• Exercise details: Restate all the material verbatim, except for the pictures.
## START Provided entries
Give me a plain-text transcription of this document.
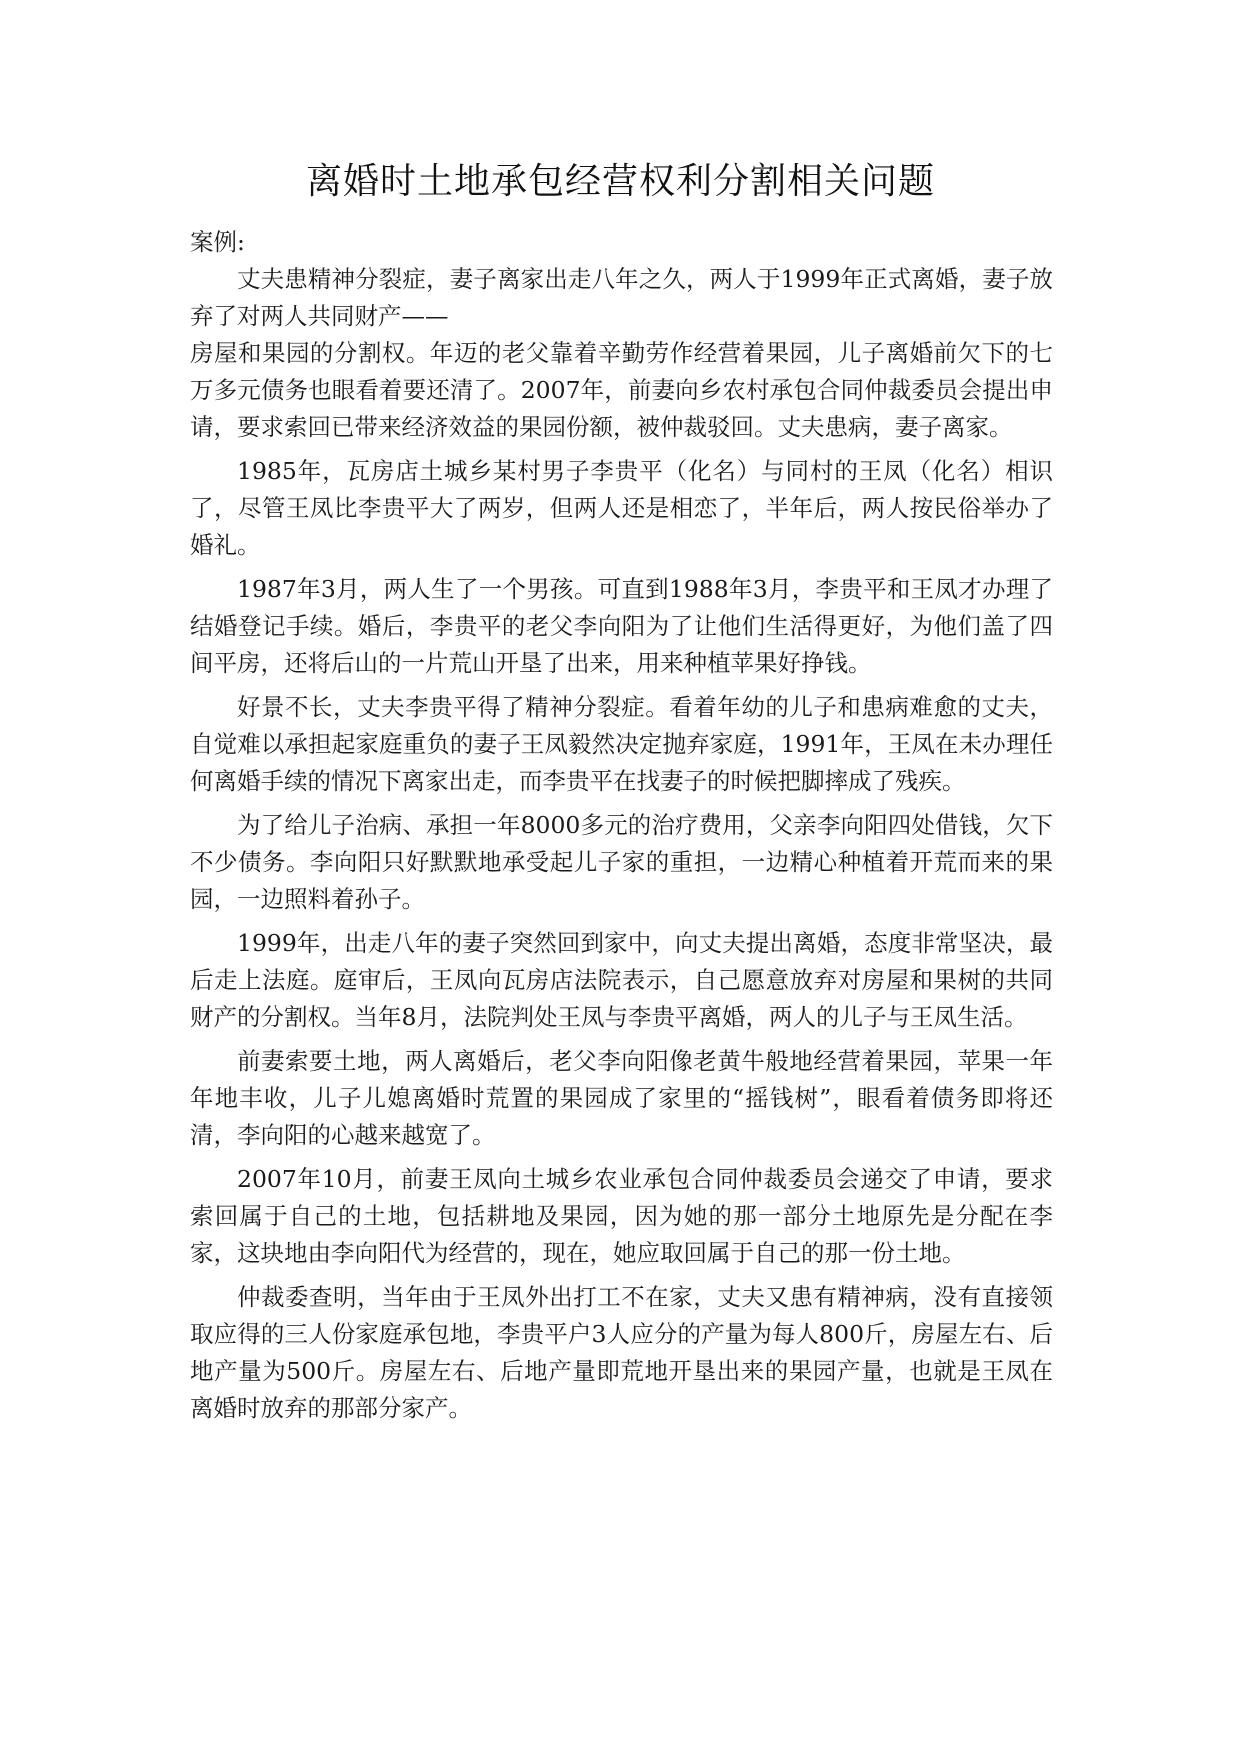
离婚时土地承包经营权利分割相关问题

案例:

丈夫患精神分裂症，妻子离家出走八年之久，两人于1999年正式离婚，妻子放弃了对两人共同财产——

房屋和果园的分割权。年迈的老父靠着辛勤劳作经营着果园，儿子离婚前欠下的七万多元债务也眼看着要还清了。2007年，前妻向乡农村承包合同仲裁委员会提出申请，要求索回已带来经济效益的果园份额，被仲裁驳回。丈夫患病，妻子离家。

1985年，瓦房店土城乡某村男子李贵平（化名）与同村的王凤（化名）相识了，尽管王凤比李贵平大了两岁，但两人还是相恋了，半年后，两人按民俗举办了婚礼。

1987年3月，两人生了一个男孩。可直到1988年3月，李贵平和王凤才办理了结婚登记手续。婚后，李贵平的老父李向阳为了让他们生活得更好，为他们盖了四间平房，还将后山的一片荒山开垦了出来，用来种植苹果好挣钱。

好景不长，丈夫李贵平得了精神分裂症。看着年幼的儿子和患病难愈的丈夫，自觉难以承担起家庭重负的妻子王凤毅然决定抛弃家庭，1991年，王凤在未办理任何离婚手续的情况下离家出走，而李贵平在找妻子的时候把脚摔成了残疾。

为了给儿子治病、承担一年8000多元的治疗费用，父亲李向阳四处借钱，欠下不少债务。李向阳只好默默地承受起儿子家的重担，一边精心种植着开荒而来的果园，一边照料着孙子。

1999年，出走八年的妻子突然回到家中，向丈夫提出离婚，态度非常坚决，最后走上法庭。庭审后，王凤向瓦房店法院表示，自己愿意放弃对房屋和果树的共同财产的分割权。当年8月，法院判处王凤与李贵平离婚，两人的儿子与王凤生活。

前妻索要土地，两人离婚后，老父李向阳像老黄牛般地经营着果园，苹果一年年地丰收，儿子儿媳离婚时荒置的果园成了家里的“摇钱树”，眼看着债务即将还清，李向阳的心越来越宽了。

2007年10月，前妻王凤向土城乡农业承包合同仲裁委员会递交了申请，要求索回属于自己的土地，包括耕地及果园，因为她的那一部分土地原先是分配在李家，这块地由李向阳代为经营的，现在，她应取回属于自己的那一份土地。

仲裁委查明，当年由于王凤外出打工不在家，丈夫又患有精神病，没有直接领取应得的三人份家庭承包地，李贵平户3人应分的产量为每人800斤，房屋左右、后地产量为500斤。房屋左右、后地产量即荒地开垦出来的果园产量，也就是王凤在离婚时放弃的那部分家产。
## END Provided entries
• Response:
Give me a plain-text transcription of this document.
离婚时土地承包经营权利分割相关问题

案例:

丈夫患精神分裂症，妻子离家出走八年之久，两人于1999年正式离婚，妻子放弃了对两人共同财产——

房屋和果园的分割权。年迈的老父靠着辛勤劳作经营着果园，儿子离婚前欠下的七万多元债务也眼看着要还清了。2007年，前妻向乡农村承包合同仲裁委员会提出申请，要求索回已带来经济效益的果园份额，被仲裁驳回。丈夫患病，妻子离家。

1985年，瓦房店土城乡某村男子李贵平（化名）与同村的王凤（化名）相识了，尽管王凤比李贵平大了两岁，但两人还是相恋了，半年后，两人按民俗举办了婚礼。

1987年3月，两人生了一个男孩。可直到1988年3月，李贵平和王凤才办理了结婚登记手续。婚后，李贵平的老父李向阳为了让他们生活得更好，为他们盖了四间平房，还将后山的一片荒山开垦了出来，用来种植苹果好挣钱。

好景不长，丈夫李贵平得了精神分裂症。看着年幼的儿子和患病难愈的丈夫，自觉难以承担起家庭重负的妻子王凤毅然决定抛弃家庭，1991年，王凤在未办理任何离婚手续的情况下离家出走，而李贵平在找妻子的时候把脚摔成了残疾。

为了给儿子治病、承担一年8000多元的治疗费用，父亲李向阳四处借钱，欠下不少债务。李向阳只好默默地承受起儿子家的重担，一边精心种植着开荒而来的果园，一边照料着孙子。

1999年，出走八年的妻子突然回到家中，向丈夫提出离婚，态度非常坚决，最后走上法庭。庭审后，王凤向瓦房店法院表示，自己愿意放弃对房屋和果树的共同财产的分割权。当年8月，法院判处王凤与李贵平离婚，两人的儿子与王凤生活。

前妻索要土地，两人离婚后，老父李向阳像老黄牛般地经营着果园，苹果一年年地丰收，儿子儿媳离婚时荒置的果园成了家里的“摇钱树”，眼看着债务即将还清，李向阳的心越来越宽了。

2007年10月，前妻王凤向土城乡农业承包合同仲裁委员会递交了申请，要求索回属于自己的土地，包括耕地及果园，因为她的那一部分土地原先是分配在李家，这块地由李向阳代为经营的，现在，她应取回属于自己的那一份土地。

仲裁委查明，当年由于王凤外出打工不在家，丈夫又患有精神病，没有直接领取应得的三人份家庭承包地，李贵平户3人应分的产量为每人800斤，房屋左右、后地产量为500斤。房屋左右、后地产量即荒地开垦出来的果园产量，也就是王凤在离婚时放弃的那部分家产。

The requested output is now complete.